• Written exercise
Make an exact copy of all the material below, apart from the pictures.

* * * * * * *

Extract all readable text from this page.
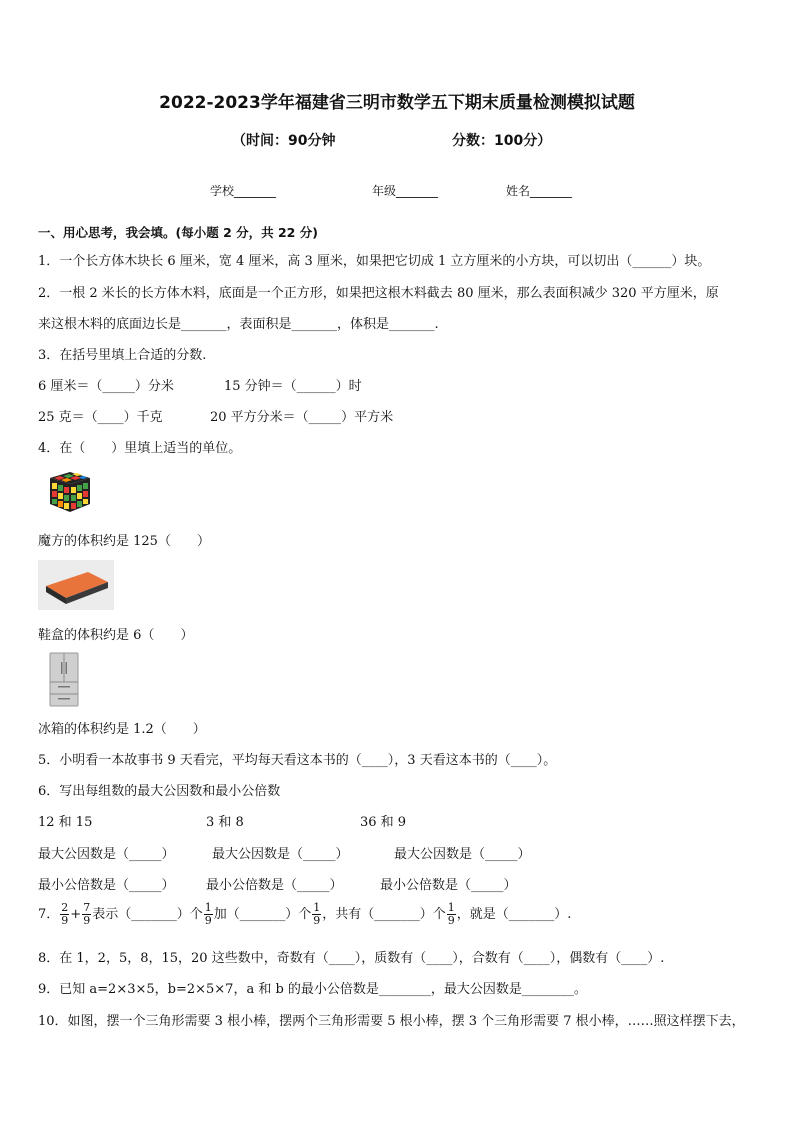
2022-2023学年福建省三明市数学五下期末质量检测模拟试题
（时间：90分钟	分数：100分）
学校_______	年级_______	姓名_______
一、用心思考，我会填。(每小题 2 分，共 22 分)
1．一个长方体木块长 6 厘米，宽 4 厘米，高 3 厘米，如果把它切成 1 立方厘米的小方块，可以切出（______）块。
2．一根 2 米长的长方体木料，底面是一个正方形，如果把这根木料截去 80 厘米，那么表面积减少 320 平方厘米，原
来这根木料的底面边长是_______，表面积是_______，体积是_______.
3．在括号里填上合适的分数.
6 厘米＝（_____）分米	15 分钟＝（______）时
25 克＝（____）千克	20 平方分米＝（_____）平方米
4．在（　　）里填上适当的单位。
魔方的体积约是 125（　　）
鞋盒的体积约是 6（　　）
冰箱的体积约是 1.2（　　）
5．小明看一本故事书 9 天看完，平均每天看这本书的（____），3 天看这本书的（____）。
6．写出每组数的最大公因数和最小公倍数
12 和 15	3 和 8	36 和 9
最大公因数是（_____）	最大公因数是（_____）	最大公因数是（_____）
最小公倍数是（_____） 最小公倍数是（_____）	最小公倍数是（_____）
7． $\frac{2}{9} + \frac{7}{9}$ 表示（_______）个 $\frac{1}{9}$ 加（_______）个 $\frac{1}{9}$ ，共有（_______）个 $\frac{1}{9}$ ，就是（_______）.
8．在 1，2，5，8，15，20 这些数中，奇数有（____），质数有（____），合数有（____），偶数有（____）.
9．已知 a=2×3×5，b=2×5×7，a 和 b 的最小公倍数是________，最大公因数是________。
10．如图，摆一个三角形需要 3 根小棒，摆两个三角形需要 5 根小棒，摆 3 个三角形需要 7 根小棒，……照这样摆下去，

* * * * * * *

• Written solution
Extract all readable text from this page.
2022-2023学年福建省三明市数学五下期末质量检测模拟试题
（时间：90分钟	分数：100分）
学校_______	年级_______	姓名_______
一、用心思考，我会填。(每小题 2 分，共 22 分)
1．一个长方体木块长 6 厘米，宽 4 厘米，高 3 厘米，如果把它切成 1 立方厘米的小方块，可以切出（______）块。
2．一根 2 米长的长方体木料，底面是一个正方形，如果把这根木料截去 80 厘米，那么表面积减少 320 平方厘米，原
来这根木料的底面边长是_______，表面积是_______，体积是_______.
3．在括号里填上合适的分数.
6 厘米＝（_____）分米	15 分钟＝（______）时
25 克＝（____）千克	20 平方分米＝（_____）平方米
4．在（　　）里填上适当的单位。
魔方的体积约是 125（　　）
鞋盒的体积约是 6（　　）
冰箱的体积约是 1.2（　　）
5．小明看一本故事书 9 天看完，平均每天看这本书的（____），3 天看这本书的（____）。
6．写出每组数的最大公因数和最小公倍数
12 和 15	3 和 8	36 和 9
最大公因数是（_____）	最大公因数是（_____）	最大公因数是（_____）
最小公倍数是（_____） 最小公倍数是（_____）	最小公倍数是（_____）
7． $\frac{2}{9} + \frac{7}{9}$ 表示（_______）个 $\frac{1}{9}$ 加（_______）个 $\frac{1}{9}$ ，共有（_______）个 $\frac{1}{9}$ ，就是（_______）.
8．在 1，2，5，8，15，20 这些数中，奇数有（____），质数有（____），合数有（____），偶数有（____）.
9．已知 a=2×3×5，b=2×5×7，a 和 b 的最小公倍数是________，最大公因数是________。
10．如图，摆一个三角形需要 3 根小棒，摆两个三角形需要 5 根小棒，摆 3 个三角形需要 7 根小棒，……照这样摆下去，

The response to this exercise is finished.